[Dataset records]
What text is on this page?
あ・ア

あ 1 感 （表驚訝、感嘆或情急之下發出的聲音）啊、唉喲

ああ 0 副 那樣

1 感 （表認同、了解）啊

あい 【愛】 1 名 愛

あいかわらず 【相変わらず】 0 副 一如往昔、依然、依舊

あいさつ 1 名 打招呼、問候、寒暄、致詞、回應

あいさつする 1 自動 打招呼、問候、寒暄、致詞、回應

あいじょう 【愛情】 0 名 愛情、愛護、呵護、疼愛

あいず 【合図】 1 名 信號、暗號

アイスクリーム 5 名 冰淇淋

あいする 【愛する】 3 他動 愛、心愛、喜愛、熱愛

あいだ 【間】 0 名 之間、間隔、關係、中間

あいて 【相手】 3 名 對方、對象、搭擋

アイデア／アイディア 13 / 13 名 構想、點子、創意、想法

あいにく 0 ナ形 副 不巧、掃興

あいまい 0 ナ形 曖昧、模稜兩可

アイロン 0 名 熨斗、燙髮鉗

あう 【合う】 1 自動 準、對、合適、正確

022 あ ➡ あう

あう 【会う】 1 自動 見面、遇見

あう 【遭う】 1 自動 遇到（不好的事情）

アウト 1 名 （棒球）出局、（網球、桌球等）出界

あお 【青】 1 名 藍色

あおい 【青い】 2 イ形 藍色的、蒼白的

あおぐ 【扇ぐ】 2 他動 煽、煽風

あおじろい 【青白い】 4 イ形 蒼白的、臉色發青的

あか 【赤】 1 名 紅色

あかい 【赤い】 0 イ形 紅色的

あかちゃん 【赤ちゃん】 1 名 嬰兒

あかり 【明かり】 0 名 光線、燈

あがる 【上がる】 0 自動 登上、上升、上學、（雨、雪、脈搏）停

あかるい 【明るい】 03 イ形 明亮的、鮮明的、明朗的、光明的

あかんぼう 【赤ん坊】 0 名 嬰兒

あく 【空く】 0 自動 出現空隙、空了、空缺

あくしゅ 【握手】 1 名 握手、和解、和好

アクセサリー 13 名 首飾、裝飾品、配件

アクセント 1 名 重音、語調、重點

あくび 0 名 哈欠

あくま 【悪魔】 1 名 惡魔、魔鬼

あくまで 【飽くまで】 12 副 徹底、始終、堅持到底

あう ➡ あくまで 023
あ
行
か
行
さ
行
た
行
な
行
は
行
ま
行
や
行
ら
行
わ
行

Stated exercise:
Write out the records shown above, exactly as they appear.

Response to the exercise:
What text is on this page?
あ・ア

あ 1 感 （表驚訝、感嘆或情急之下發出的聲音）啊、唉喲

ああ 0 副 那樣

1 感 （表認同、了解）啊

あい 【愛】 1 名 愛

あいかわらず 【相変わらず】 0 副 一如往昔、依然、依舊

あいさつ 1 名 打招呼、問候、寒暄、致詞、回應

あいさつする 1 自動 打招呼、問候、寒暄、致詞、回應

あいじょう 【愛情】 0 名 愛情、愛護、呵護、疼愛

あいず 【合図】 1 名 信號、暗號

アイスクリーム 5 名 冰淇淋

あいする 【愛する】 3 他動 愛、心愛、喜愛、熱愛

あいだ 【間】 0 名 之間、間隔、關係、中間

あいて 【相手】 3 名 對方、對象、搭擋

アイデア／アイディア 13 / 13 名 構想、點子、創意、想法

あいにく 0 ナ形 副 不巧、掃興

あいまい 0 ナ形 曖昧、模稜兩可

アイロン 0 名 熨斗、燙髮鉗

あう 【合う】 1 自動 準、對、合適、正確

022 あ ➡ あう

あう 【会う】 1 自動 見面、遇見

あう 【遭う】 1 自動 遇到（不好的事情）

アウト 1 名 （棒球）出局、（網球、桌球等）出界

あお 【青】 1 名 藍色

あおい 【青い】 2 イ形 藍色的、蒼白的

あおぐ 【扇ぐ】 2 他動 煽、煽風

あおじろい 【青白い】 4 イ形 蒼白的、臉色發青的

あか 【赤】 1 名 紅色

あかい 【赤い】 0 イ形 紅色的

あかちゃん 【赤ちゃん】 1 名 嬰兒

あかり 【明かり】 0 名 光線、燈

あがる 【上がる】 0 自動 登上、上升、上學、（雨、雪、脈搏）停

あかるい 【明るい】 03 イ形 明亮的、鮮明的、明朗的、光明的

あかんぼう 【赤ん坊】 0 名 嬰兒

あく 【空く】 0 自動 出現空隙、空了、空缺

あくしゅ 【握手】 1 名 握手、和解、和好

アクセサリー 13 名 首飾、裝飾品、配件

アクセント 1 名 重音、語調、重點

あくび 0 名 哈欠

あくま 【悪魔】 1 名 惡魔、魔鬼

あくまで 【飽くまで】 12 副 徹底、始終、堅持到底

あう ➡ あくまで 023
あ
行
か
行
さ
行
た
行
な
行
は
行
ま
行
や
行
ら
行
わ
行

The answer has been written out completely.